Stored items:

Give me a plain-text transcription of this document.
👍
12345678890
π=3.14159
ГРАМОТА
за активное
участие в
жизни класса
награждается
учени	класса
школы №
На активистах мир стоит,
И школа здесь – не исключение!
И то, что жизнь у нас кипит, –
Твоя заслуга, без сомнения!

Short task -
Restate each of the entries above verbatim.

The completed task -
Give me a plain-text transcription of this document.
👍
12345678890
π=3.14159
ГРАМОТА
за активное
участие в
жизни класса
награждается
учени	класса
школы №
На активистах мир стоит,
И школа здесь – не исключение!
И то, что жизнь у нас кипит, –
Твоя заслуга, без сомнения!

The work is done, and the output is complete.